* _DATASET CONTENT_:
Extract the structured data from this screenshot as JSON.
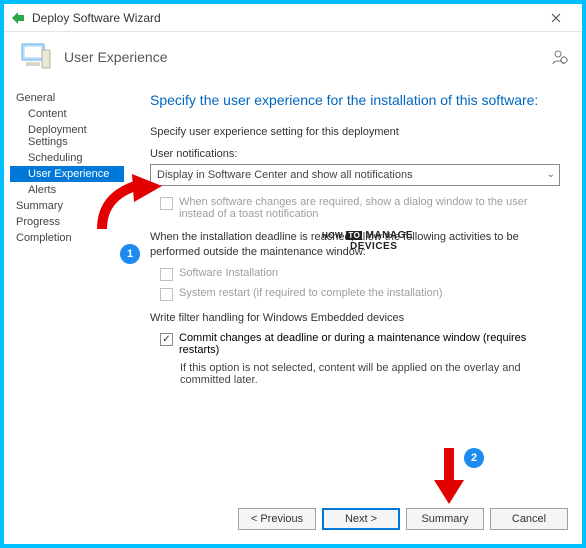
{
  "titlebar": {
    "title": "Deploy Software Wizard"
  },
  "header": {
    "page_title": "User Experience"
  },
  "sidebar": {
    "items": [
      {
        "label": "General",
        "indent": false
      },
      {
        "label": "Content",
        "indent": true
      },
      {
        "label": "Deployment Settings",
        "indent": true
      },
      {
        "label": "Scheduling",
        "indent": true
      },
      {
        "label": "User Experience",
        "indent": true,
        "selected": true
      },
      {
        "label": "Alerts",
        "indent": true
      },
      {
        "label": "Summary",
        "indent": false
      },
      {
        "label": "Progress",
        "indent": false
      },
      {
        "label": "Completion",
        "indent": false
      }
    ]
  },
  "content": {
    "heading": "Specify the user experience for the installation of this software:",
    "desc": "Specify user experience setting for this deployment",
    "notif_label": "User notifications:",
    "notif_value": "Display in Software Center and show all notifications",
    "dialog_cb": "When software changes are required, show a dialog window to the user instead of a toast notification",
    "deadline_text": "When the installation deadline is reached, allow the following activities to be performed outside the maintenance window:",
    "cb_install": "Software Installation",
    "cb_restart": "System restart  (if required to complete the installation)",
    "filter_label": "Write filter handling for Windows Embedded devices",
    "cb_commit": "Commit changes at deadline or during a maintenance window (requires restarts)",
    "commit_note": "If this option is not selected, content will be applied on the overlay and committed later."
  },
  "footer": {
    "previous": "< Previous",
    "next": "Next >",
    "summary": "Summary",
    "cancel": "Cancel"
  },
  "annotations": {
    "badge1": "1",
    "badge2": "2"
  },
  "watermark": {
    "l1": "HOW",
    "l2": "MANAGE",
    "l3": "DEVICES",
    "to": "TO"
  }
}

* _WHAT YOU WILL DO_:
Repeat the material above word for word and skip every image in it.

* _ANSWER FOR THIS EXERCISE_:
Extract the structured data from this screenshot as JSON.
{
  "titlebar": {
    "title": "Deploy Software Wizard"
  },
  "header": {
    "page_title": "User Experience"
  },
  "sidebar": {
    "items": [
      {
        "label": "General",
        "indent": false
      },
      {
        "label": "Content",
        "indent": true
      },
      {
        "label": "Deployment Settings",
        "indent": true
      },
      {
        "label": "Scheduling",
        "indent": true
      },
      {
        "label": "User Experience",
        "indent": true,
        "selected": true
      },
      {
        "label": "Alerts",
        "indent": true
      },
      {
        "label": "Summary",
        "indent": false
      },
      {
        "label": "Progress",
        "indent": false
      },
      {
        "label": "Completion",
        "indent": false
      }
    ]
  },
  "content": {
    "heading": "Specify the user experience for the installation of this software:",
    "desc": "Specify user experience setting for this deployment",
    "notif_label": "User notifications:",
    "notif_value": "Display in Software Center and show all notifications",
    "dialog_cb": "When software changes are required, show a dialog window to the user instead of a toast notification",
    "deadline_text": "When the installation deadline is reached, allow the following activities to be performed outside the maintenance window:",
    "cb_install": "Software Installation",
    "cb_restart": "System restart  (if required to complete the installation)",
    "filter_label": "Write filter handling for Windows Embedded devices",
    "cb_commit": "Commit changes at deadline or during a maintenance window (requires restarts)",
    "commit_note": "If this option is not selected, content will be applied on the overlay and committed later."
  },
  "footer": {
    "previous": "< Previous",
    "next": "Next >",
    "summary": "Summary",
    "cancel": "Cancel"
  },
  "annotations": {
    "badge1": "1",
    "badge2": "2"
  },
  "watermark": {
    "l1": "HOW",
    "l2": "MANAGE",
    "l3": "DEVICES",
    "to": "TO"
  }
}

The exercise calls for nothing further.